## STATED GOAL
Filter the entries below, keeping only lines with the word "ventes".

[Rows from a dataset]

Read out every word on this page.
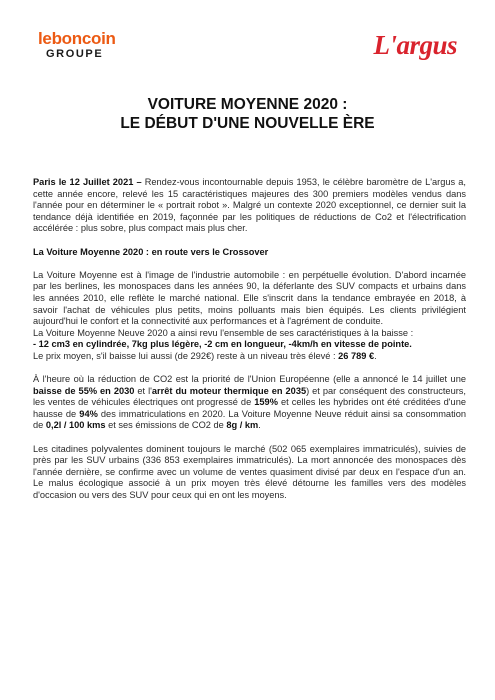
leboncoin
GROUPE	L'argus
VOITURE MOYENNE 2020 :
LE DÉBUT D'UNE NOUVELLE ÈRE

Paris le 12 Juillet 2021 – Rendez-vous incontournable depuis 1953, le célèbre baromètre de L'argus a, cette année encore, relevé les 15 caractéristiques majeures des 300 premiers modèles vendus dans l'année pour en déterminer le « portrait robot ». Malgré un contexte 2020 exceptionnel, ce dernier suit la tendance déjà identifiée en 2019, façonnée par les politiques de réductions de Co2 et l'électrification accélérée : plus sobre, plus compact mais plus cher.

La Voiture Moyenne 2020 : en route vers le Crossover

La Voiture Moyenne est à l'image de l'industrie automobile : en perpétuelle évolution. D'abord incarnée par les berlines, les monospaces dans les années 90, la déferlante des SUV compacts et urbains dans les années 2010, elle reflète le marché national. Elle s'inscrit dans la tendance embrayée en 2018, à savoir l'achat de véhicules plus petits, moins polluants mais bien équipés. Les clients privilégient aujourd'hui le confort et la connectivité aux performances et à l'agrément de conduite.

La Voiture Moyenne Neuve 2020 a ainsi revu l'ensemble de ses caractéristiques à la baisse :
- 12 cm3 en cylindrée, 7kg plus légère, -2 cm en longueur, -4km/h en vitesse de pointe.
Le prix moyen, s'il baisse lui aussi (de 292€) reste à un niveau très élevé : 26 789 €.

À l'heure où la réduction de CO2 est la priorité de l'Union Européenne (elle a annoncé le 14 juillet une baisse de 55% en 2030 et l'arrêt du moteur thermique en 2035) et par conséquent des constructeurs, les ventes de véhicules électriques ont progressé de 159% et celles les hybrides ont été créditées d'une hausse de 94% des immatriculations en 2020. La Voiture Moyenne Neuve réduit ainsi sa consommation de 0,2l / 100 kms et ses émissions de CO2 de 8g / km.

Les citadines polyvalentes dominent toujours le marché (502 065 exemplaires immatriculés), suivies de près par les SUV urbains (336 853 exemplaires immatriculés). La mort annoncée des monospaces dès l'année dernière, se confirme avec un volume de ventes quasiment divisé par deux en l'espace d'un an. Le malus écologique associé à un prix moyen très élevé détourne les familles vers des modèles d'occasion ou vers des SUV pour ceux qui en ont les moyens.
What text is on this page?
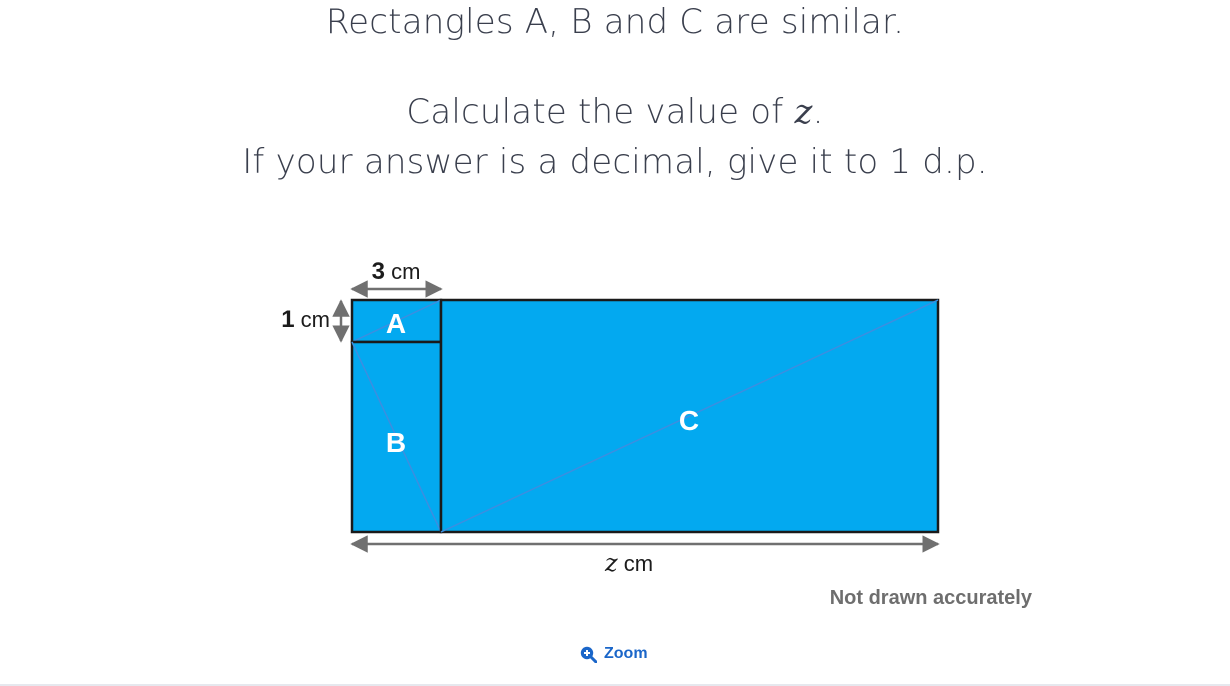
Rectangles A, B and C are similar.
Calculate the value of z.
If your answer is a decimal, give it to 1 d.p.
3 cm
1 cm A
B
C
z cm
Not drawn accurately
Zoom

## COMPLETE OUTPUT
À l'heure où la réduction de CO2 est la priorité de l'Union Européenne (elle a annoncé le 14 juillet une baisse de 55% en 2030 et l'arrêt du moteur thermique en 2035) et par conséquent des constructeurs, les ventes de véhicules électriques ont progressé de 159% et celles les hybrides ont été créditées d'une hausse de 94% des immatriculations en 2020. La Voiture Moyenne Neuve réduit ainsi sa consommation de 0,2l / 100 kms et ses émissions de CO2 de 8g / km.
Les citadines polyvalentes dominent toujours le marché (502 065 exemplaires immatriculés), suivies de près par les SUV urbains (336 853 exemplaires immatriculés). La mort annoncée des monospaces dès l'année dernière, se confirme avec un volume de ventes quasiment divisé par deux en l'espace d'un an. Le malus écologique associé à un prix moyen très élevé détourne les familles vers des modèles d'occasion ou vers des SUV pour ceux qui en ont les moyens.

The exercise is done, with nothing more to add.